> _EXCERPTED TEXT_:
It should be noted that the cases discussed above are all about the identification of time-varying nonlinear structures with a small number of elements. With the increasing number of elements, the number of expanded scale coefficients is also significantly increased. Since the basis of the proposed methods in Sect. 2.1.2 and Sect. 3.1.2 is a nonlinear least-squares optimization, a large number of scale coefficients may result in convergence to the local optimization results, especially when the quality of the collected data is poor. Herein, combining the substructural method, a two-step identification process is proposed for the identification of time-varying nonlinear structures with more number of elements under unknown excitations.

4.1 The proposed two-step identification process

4.1.1 Locate the time-varying physical parameters of the whole structure by the proposed FUKF-UI method

The FUKF-UI method proposed in Sect. 3.1.1 is used here to locate the time-varying physical parameters of the whole structure.

4.1.2 Divide into substructures and identify the substructural time-varying physical parameters by the proposed WMA integrated with UKF-UI method

As demonstrated above the proposed WMA integrated with UKF-UI method can accurately identify the actual unknown external loads. Therefore, it can be used to determine the unknown interaction forces acting on the divided substructures in the following substructural-based method.

> _WHAT TO DO_:
A. According to the excerpted text, which method is used to locate the time-varying physical parameters of the whole structure?
B. Reproduce the passage of the excerpted text that begins at the words "4.1 The proposed" and stop after the words "the whole structure.".
C. Translate this sentence from the excerpted text into French: "The FUKF-UI method proposed in Sect. 3.1.1 is used here to locate the time-varying physical parameters of the whole structure."

Labeled region entries
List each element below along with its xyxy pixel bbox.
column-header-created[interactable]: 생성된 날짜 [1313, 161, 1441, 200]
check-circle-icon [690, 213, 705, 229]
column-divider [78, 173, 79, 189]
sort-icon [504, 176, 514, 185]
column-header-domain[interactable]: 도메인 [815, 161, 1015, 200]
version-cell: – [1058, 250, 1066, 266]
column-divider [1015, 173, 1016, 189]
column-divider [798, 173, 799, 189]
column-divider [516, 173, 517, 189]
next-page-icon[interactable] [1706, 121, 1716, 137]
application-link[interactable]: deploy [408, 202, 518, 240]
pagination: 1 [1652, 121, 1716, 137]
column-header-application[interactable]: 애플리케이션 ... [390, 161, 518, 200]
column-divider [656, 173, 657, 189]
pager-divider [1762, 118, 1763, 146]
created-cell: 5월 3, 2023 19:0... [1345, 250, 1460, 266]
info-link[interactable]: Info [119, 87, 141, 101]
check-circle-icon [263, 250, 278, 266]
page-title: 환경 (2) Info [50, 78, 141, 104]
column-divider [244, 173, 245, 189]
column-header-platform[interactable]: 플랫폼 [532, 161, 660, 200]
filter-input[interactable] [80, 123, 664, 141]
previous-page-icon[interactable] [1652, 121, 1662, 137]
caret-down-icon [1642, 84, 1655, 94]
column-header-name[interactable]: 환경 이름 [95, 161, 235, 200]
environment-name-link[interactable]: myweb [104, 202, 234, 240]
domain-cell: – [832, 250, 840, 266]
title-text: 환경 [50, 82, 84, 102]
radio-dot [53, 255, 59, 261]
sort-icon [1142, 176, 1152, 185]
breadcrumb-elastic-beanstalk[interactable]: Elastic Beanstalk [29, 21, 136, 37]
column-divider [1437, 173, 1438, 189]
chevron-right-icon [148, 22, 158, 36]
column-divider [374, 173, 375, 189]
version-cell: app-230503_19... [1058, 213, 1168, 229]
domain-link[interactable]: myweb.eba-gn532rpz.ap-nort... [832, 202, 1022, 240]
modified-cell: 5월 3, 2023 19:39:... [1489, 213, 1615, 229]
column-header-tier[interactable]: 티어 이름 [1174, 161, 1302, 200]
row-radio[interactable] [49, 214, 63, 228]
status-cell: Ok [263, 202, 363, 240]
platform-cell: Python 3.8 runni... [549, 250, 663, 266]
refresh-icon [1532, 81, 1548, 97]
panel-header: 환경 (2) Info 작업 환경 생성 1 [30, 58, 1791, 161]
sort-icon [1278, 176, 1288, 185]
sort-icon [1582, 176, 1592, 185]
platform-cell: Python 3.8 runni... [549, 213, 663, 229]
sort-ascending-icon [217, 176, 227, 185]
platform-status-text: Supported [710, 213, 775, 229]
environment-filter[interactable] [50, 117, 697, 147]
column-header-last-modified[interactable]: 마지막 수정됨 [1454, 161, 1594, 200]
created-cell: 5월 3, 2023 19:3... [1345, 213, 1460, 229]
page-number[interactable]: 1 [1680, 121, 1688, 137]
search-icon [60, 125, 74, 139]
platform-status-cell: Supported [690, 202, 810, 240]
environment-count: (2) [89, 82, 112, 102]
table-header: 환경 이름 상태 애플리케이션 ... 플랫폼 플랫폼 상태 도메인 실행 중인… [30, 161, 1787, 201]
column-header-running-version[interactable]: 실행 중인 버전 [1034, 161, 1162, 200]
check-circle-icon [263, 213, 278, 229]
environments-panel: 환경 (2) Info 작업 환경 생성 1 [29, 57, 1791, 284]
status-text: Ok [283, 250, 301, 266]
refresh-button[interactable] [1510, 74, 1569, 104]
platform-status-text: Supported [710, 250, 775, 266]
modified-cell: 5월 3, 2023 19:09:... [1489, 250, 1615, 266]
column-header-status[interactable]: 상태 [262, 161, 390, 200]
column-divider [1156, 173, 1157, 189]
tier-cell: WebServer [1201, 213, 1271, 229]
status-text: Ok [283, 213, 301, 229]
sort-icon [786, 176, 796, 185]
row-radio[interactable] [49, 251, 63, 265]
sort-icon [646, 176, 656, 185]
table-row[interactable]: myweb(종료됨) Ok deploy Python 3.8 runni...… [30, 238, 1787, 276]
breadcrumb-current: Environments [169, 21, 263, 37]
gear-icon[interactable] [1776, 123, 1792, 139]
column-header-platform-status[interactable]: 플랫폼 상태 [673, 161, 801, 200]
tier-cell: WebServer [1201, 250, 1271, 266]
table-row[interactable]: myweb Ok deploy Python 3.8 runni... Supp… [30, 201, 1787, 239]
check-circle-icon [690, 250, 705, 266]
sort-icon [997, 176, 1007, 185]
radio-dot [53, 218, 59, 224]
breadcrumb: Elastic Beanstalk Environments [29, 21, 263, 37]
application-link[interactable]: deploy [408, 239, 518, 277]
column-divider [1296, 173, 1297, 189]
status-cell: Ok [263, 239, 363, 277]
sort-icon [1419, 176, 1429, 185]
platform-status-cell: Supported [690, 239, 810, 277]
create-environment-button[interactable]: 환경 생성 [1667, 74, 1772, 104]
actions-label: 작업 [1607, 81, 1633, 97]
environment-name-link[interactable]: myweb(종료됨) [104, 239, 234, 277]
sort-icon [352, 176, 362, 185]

> _ANSWERS PROVIDED_:
A. The FUKF-UI method proposed in Sect. 3.1.1.

B.
4.1 The proposed two-step identification process

4.1.1 Locate the time-varying physical parameters of the whole structure by the proposed FUKF-UI method

The FUKF-UI method proposed in Sect. 3.1.1 is used here to locate the time-varying physical parameters of the whole structure.

C. La méthode FUKF-UI proposée dans la Sect. 3.1.1 est utilisée ici pour localiser les paramètres physiques variables dans le temps de l'ensemble de la structure.